▸ Questions on the material
A) Summarize the article on remdesivir's clinical trials in two sentences.
B) Extend the article on remdesivir's clinical trials, picking up after its final sentence.

At the beginning of February, Gilead Sciences struck a partnership with Beijing’s China-Japan Friendship Hospital to test its experimental antiviral remdesivir on patients with COVID-19, the respiratory ailment caused by the novel coronavirus strain. On Tuesday, the National Institutes of Health (NIH) confirmed the drug was undergoing human clinical trials in the U.S. as well—the first of their kind in America. And just one day later, Gilead announced it was launching two other late-stage studies of remdesivir across multiple countries as the coronavirus spreads globally.
Remdesivir’s unusually rapid advance across the clinical trial process highlights the urgent nature of the coronavirus outbreak’s public health threat—and the promise that regulators and global health agencies have credited to the treatment.
The two phase 3 clinical trials Gilead announced on Wednesday will enlist about 1,000 patients who have already contracted COVID-19. The participants will mostly be in Asia, the heaviest-hit region in a global health emergency that originated in China, although other nations with a high number of cases will also be involved. The trials are set to launch in March.
Phase 3 clinical trials are the precursors to ultimate regulatory approval for a treatment. They’re meant to confirm that a medicine is both safe and effective by expanding its reach to a larger pool of patients than those who participate in earlier-stage trials.
In remdesivir’s case, Gilead says that the new pair of trials will test out two different dosing regimens for the drug. One group with more severe forms of the disease will get the antiviral intravenously for either five or ten days. (The length of time will be randomized.)

▸ Data supplied
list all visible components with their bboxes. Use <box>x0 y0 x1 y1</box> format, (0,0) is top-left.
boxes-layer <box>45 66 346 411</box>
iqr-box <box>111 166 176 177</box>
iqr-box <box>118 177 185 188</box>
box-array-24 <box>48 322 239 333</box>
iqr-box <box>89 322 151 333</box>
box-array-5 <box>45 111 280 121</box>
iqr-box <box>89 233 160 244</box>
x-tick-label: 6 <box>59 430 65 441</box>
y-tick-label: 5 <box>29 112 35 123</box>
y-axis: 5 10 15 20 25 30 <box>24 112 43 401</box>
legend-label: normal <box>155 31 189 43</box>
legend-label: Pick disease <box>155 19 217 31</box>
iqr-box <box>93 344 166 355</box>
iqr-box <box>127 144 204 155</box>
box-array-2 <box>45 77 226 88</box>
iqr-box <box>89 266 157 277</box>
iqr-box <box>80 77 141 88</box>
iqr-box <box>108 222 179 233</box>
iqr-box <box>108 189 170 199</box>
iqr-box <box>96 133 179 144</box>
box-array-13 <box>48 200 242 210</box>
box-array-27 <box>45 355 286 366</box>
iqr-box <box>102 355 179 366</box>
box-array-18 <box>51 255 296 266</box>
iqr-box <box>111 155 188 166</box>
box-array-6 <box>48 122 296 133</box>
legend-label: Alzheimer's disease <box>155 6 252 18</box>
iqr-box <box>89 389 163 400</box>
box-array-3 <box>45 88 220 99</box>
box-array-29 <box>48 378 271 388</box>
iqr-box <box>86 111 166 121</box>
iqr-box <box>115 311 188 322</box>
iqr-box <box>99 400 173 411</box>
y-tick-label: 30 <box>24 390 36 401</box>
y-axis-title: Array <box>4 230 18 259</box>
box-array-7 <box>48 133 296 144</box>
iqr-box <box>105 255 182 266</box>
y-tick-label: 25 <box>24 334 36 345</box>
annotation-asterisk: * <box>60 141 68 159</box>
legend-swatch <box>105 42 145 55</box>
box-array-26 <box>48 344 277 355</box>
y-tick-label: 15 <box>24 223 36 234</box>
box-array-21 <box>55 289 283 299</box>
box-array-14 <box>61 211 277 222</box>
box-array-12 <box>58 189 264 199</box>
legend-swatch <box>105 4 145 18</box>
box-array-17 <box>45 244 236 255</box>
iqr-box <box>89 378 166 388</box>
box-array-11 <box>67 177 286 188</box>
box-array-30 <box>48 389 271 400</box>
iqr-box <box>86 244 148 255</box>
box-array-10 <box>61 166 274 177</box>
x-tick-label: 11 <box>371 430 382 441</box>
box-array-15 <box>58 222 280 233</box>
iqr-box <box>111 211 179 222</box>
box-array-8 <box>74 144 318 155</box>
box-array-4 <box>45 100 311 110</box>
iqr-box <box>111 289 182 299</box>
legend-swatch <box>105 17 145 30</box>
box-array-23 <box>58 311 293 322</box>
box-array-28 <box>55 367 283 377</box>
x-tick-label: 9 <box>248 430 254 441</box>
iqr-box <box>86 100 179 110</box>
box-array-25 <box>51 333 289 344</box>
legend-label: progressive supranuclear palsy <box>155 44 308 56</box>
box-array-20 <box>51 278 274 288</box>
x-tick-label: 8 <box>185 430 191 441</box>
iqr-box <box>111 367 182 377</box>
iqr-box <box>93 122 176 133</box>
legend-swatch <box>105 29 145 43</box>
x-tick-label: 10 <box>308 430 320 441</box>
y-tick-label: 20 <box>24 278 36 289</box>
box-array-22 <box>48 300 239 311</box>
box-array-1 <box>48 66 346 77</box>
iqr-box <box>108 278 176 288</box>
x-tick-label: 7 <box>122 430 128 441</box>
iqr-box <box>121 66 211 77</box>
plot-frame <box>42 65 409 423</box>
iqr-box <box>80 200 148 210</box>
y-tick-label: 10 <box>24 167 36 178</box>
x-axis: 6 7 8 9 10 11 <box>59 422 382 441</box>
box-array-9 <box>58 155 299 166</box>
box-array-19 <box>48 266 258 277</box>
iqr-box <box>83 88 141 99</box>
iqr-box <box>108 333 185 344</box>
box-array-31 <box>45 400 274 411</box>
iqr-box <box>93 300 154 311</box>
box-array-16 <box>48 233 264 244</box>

▸ Written answers
A) Gilead Sciences' experimental antiviral remdesivir is being tested on COVID-19 patients in China, in the first human clinical trials of their kind in the U.S., and in two newly announced late-stage studies across multiple countries. The two phase 3 trials, set to launch in March, will enlist about 1,000 patients who already have COVID-19, mostly in Asia, and will test two different dosing regimens.

B)
Another group with more moderate forms of COVID-19 will either get the treatment for five or 10 days, or receive existing treatments that are already on the market and used for other strains of coronavirus. The breakup is meant to assess whether or not Gilead’s treatment is a significant improvement over the antivirals currently being administered to those with a milder form of the disease.
“This complementary array of studies helps to give us a more expansive breadth of data globally on the drug’s profile in a short amount of time,” said Dr. Merdad Parsey, chief medical officer at Gilead, in a statement.
Gilead’s therapy isn’t a coronavirus vaccine, but it has been hailed by public health officials as the most promising therapy to date for treating the disease caused by the pathogen—and an effective treatment for those who are already sick could buy drug makers crucial time to develop vaccines should the virus become endemic to the world.
“There is only one drug right now that we think may have real efficacy and that’s remdesivir,” said WHO assistant director-general Bruce Aylward during a press conference in Beijing on Monday.
Gilead stock soared nearly 7% in Wednesday trading.